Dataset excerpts

START

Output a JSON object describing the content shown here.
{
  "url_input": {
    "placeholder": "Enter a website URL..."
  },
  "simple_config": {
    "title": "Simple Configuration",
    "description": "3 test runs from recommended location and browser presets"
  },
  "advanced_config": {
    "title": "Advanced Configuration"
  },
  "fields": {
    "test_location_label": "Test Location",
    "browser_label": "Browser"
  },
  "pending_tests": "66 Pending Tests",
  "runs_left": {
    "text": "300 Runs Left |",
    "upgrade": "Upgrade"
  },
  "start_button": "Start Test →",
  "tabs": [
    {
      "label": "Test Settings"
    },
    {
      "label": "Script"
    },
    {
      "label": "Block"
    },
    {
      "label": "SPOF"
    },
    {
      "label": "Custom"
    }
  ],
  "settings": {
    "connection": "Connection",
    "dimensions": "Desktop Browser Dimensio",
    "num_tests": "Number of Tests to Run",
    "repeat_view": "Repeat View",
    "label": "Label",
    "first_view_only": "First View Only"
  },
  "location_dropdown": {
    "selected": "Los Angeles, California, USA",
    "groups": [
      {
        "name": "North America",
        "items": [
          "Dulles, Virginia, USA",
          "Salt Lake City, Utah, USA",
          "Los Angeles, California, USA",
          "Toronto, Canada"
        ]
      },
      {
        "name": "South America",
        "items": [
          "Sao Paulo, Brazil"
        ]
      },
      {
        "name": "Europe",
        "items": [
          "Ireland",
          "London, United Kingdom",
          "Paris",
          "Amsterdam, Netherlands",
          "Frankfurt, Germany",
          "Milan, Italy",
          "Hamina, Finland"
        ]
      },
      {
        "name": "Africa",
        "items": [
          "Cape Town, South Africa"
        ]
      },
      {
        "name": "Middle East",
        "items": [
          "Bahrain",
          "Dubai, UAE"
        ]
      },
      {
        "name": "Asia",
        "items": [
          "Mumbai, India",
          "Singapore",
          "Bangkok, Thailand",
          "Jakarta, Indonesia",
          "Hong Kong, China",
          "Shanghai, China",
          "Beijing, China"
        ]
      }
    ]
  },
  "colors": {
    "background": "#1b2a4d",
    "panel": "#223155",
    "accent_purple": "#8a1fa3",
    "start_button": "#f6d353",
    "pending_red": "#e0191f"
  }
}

END

- _EXERCISE DIRECTIONS_
Retype all of the data shown above, word for word.

- _TASK OUTPUT_
Output a JSON object describing the content shown here.
{
  "url_input": {
    "placeholder": "Enter a website URL..."
  },
  "simple_config": {
    "title": "Simple Configuration",
    "description": "3 test runs from recommended location and browser presets"
  },
  "advanced_config": {
    "title": "Advanced Configuration"
  },
  "fields": {
    "test_location_label": "Test Location",
    "browser_label": "Browser"
  },
  "pending_tests": "66 Pending Tests",
  "runs_left": {
    "text": "300 Runs Left |",
    "upgrade": "Upgrade"
  },
  "start_button": "Start Test →",
  "tabs": [
    {
      "label": "Test Settings"
    },
    {
      "label": "Script"
    },
    {
      "label": "Block"
    },
    {
      "label": "SPOF"
    },
    {
      "label": "Custom"
    }
  ],
  "settings": {
    "connection": "Connection",
    "dimensions": "Desktop Browser Dimensio",
    "num_tests": "Number of Tests to Run",
    "repeat_view": "Repeat View",
    "label": "Label",
    "first_view_only": "First View Only"
  },
  "location_dropdown": {
    "selected": "Los Angeles, California, USA",
    "groups": [
      {
        "name": "North America",
        "items": [
          "Dulles, Virginia, USA",
          "Salt Lake City, Utah, USA",
          "Los Angeles, California, USA",
          "Toronto, Canada"
        ]
      },
      {
        "name": "South America",
        "items": [
          "Sao Paulo, Brazil"
        ]
      },
      {
        "name": "Europe",
        "items": [
          "Ireland",
          "London, United Kingdom",
          "Paris",
          "Amsterdam, Netherlands",
          "Frankfurt, Germany",
          "Milan, Italy",
          "Hamina, Finland"
        ]
      },
      {
        "name": "Africa",
        "items": [
          "Cape Town, South Africa"
        ]
      },
      {
        "name": "Middle East",
        "items": [
          "Bahrain",
          "Dubai, UAE"
        ]
      },
      {
        "name": "Asia",
        "items": [
          "Mumbai, India",
          "Singapore",
          "Bangkok, Thailand",
          "Jakarta, Indonesia",
          "Hong Kong, China",
          "Shanghai, China",
          "Beijing, China"
        ]
      }
    ]
  },
  "colors": {
    "background": "#1b2a4d",
    "panel": "#223155",
    "accent_purple": "#8a1fa3",
    "start_button": "#f6d353",
    "pending_red": "#e0191f"
  }
}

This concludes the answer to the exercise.